• [INPUT MATERIAL]
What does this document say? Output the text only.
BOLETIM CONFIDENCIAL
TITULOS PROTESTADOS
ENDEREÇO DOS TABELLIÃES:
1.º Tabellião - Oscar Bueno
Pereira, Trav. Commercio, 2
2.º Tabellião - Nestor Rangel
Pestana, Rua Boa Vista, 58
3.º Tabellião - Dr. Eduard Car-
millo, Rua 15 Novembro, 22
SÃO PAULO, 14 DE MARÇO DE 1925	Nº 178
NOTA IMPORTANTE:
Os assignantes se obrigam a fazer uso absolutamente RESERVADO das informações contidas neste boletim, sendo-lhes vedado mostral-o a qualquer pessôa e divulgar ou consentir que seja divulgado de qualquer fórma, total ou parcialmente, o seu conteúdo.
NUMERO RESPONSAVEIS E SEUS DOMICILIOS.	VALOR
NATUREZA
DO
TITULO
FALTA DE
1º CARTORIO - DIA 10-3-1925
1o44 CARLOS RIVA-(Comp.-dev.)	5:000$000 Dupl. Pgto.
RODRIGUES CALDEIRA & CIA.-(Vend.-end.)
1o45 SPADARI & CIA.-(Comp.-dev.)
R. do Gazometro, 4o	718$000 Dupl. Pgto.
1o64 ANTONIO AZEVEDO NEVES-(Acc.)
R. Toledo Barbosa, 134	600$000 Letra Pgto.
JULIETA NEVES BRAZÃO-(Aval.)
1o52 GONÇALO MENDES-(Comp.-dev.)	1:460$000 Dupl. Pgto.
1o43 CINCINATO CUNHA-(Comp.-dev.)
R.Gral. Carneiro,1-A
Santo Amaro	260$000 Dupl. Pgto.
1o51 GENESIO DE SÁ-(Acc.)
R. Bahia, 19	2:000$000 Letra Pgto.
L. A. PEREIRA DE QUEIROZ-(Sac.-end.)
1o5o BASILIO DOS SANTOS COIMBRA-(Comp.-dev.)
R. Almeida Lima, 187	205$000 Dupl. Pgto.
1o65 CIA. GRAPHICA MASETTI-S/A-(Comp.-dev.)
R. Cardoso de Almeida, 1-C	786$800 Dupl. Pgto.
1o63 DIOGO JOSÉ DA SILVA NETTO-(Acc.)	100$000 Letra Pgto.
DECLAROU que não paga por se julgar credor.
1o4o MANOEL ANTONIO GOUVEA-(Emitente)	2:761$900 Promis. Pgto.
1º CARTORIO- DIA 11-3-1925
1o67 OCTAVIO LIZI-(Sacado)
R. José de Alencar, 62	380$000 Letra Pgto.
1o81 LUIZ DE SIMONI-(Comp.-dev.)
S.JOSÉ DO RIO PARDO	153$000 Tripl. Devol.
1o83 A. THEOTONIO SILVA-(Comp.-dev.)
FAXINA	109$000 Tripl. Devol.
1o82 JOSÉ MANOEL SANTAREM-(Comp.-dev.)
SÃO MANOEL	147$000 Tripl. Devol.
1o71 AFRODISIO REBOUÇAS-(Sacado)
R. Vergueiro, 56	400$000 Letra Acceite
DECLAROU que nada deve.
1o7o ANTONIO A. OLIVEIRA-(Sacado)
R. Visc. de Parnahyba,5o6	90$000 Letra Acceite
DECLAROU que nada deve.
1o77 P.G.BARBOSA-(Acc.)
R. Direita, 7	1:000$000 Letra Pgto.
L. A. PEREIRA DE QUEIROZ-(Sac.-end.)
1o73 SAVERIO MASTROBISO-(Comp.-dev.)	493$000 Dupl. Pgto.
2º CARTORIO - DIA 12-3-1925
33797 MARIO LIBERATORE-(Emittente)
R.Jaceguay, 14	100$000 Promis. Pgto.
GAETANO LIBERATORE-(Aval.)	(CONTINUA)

• [WHAT TO PRODUCE] Copy task. Give back the whole listing exactly as written.

• [RESULT OF THE EXERCISE]
What does this document say? Output the text only.
BOLETIM CONFIDENCIAL
TITULOS PROTESTADOS
ENDEREÇO DOS TABELLIÃES:
1.º Tabellião - Oscar Bueno
Pereira, Trav. Commercio, 2
2.º Tabellião - Nestor Rangel
Pestana, Rua Boa Vista, 58
3.º Tabellião - Dr. Eduard Car-
millo, Rua 15 Novembro, 22
SÃO PAULO, 14 DE MARÇO DE 1925	Nº 178
NOTA IMPORTANTE:
Os assignantes se obrigam a fazer uso absolutamente RESERVADO das informações contidas neste boletim, sendo-lhes vedado mostral-o a qualquer pessôa e divulgar ou consentir que seja divulgado de qualquer fórma, total ou parcialmente, o seu conteúdo.
NUMERO RESPONSAVEIS E SEUS DOMICILIOS.	VALOR
NATUREZA
DO
TITULO
FALTA DE
1º CARTORIO - DIA 10-3-1925
1o44 CARLOS RIVA-(Comp.-dev.)	5:000$000 Dupl. Pgto.
RODRIGUES CALDEIRA & CIA.-(Vend.-end.)
1o45 SPADARI & CIA.-(Comp.-dev.)
R. do Gazometro, 4o	718$000 Dupl. Pgto.
1o64 ANTONIO AZEVEDO NEVES-(Acc.)
R. Toledo Barbosa, 134	600$000 Letra Pgto.
JULIETA NEVES BRAZÃO-(Aval.)
1o52 GONÇALO MENDES-(Comp.-dev.)	1:460$000 Dupl. Pgto.
1o43 CINCINATO CUNHA-(Comp.-dev.)
R.Gral. Carneiro,1-A
Santo Amaro	260$000 Dupl. Pgto.
1o51 GENESIO DE SÁ-(Acc.)
R. Bahia, 19	2:000$000 Letra Pgto.
L. A. PEREIRA DE QUEIROZ-(Sac.-end.)
1o5o BASILIO DOS SANTOS COIMBRA-(Comp.-dev.)
R. Almeida Lima, 187	205$000 Dupl. Pgto.
1o65 CIA. GRAPHICA MASETTI-S/A-(Comp.-dev.)
R. Cardoso de Almeida, 1-C	786$800 Dupl. Pgto.
1o63 DIOGO JOSÉ DA SILVA NETTO-(Acc.)	100$000 Letra Pgto.
DECLAROU que não paga por se julgar credor.
1o4o MANOEL ANTONIO GOUVEA-(Emitente)	2:761$900 Promis. Pgto.
1º CARTORIO- DIA 11-3-1925
1o67 OCTAVIO LIZI-(Sacado)
R. José de Alencar, 62	380$000 Letra Pgto.
1o81 LUIZ DE SIMONI-(Comp.-dev.)
S.JOSÉ DO RIO PARDO	153$000 Tripl. Devol.
1o83 A. THEOTONIO SILVA-(Comp.-dev.)
FAXINA	109$000 Tripl. Devol.
1o82 JOSÉ MANOEL SANTAREM-(Comp.-dev.)
SÃO MANOEL	147$000 Tripl. Devol.
1o71 AFRODISIO REBOUÇAS-(Sacado)
R. Vergueiro, 56	400$000 Letra Acceite
DECLAROU que nada deve.
1o7o ANTONIO A. OLIVEIRA-(Sacado)
R. Visc. de Parnahyba,5o6	90$000 Letra Acceite
DECLAROU que nada deve.
1o77 P.G.BARBOSA-(Acc.)
R. Direita, 7	1:000$000 Letra Pgto.
L. A. PEREIRA DE QUEIROZ-(Sac.-end.)
1o73 SAVERIO MASTROBISO-(Comp.-dev.)	493$000 Dupl. Pgto.
2º CARTORIO - DIA 12-3-1925
33797 MARIO LIBERATORE-(Emittente)
R.Jaceguay, 14	100$000 Promis. Pgto.
GAETANO LIBERATORE-(Aval.)	(CONTINUA)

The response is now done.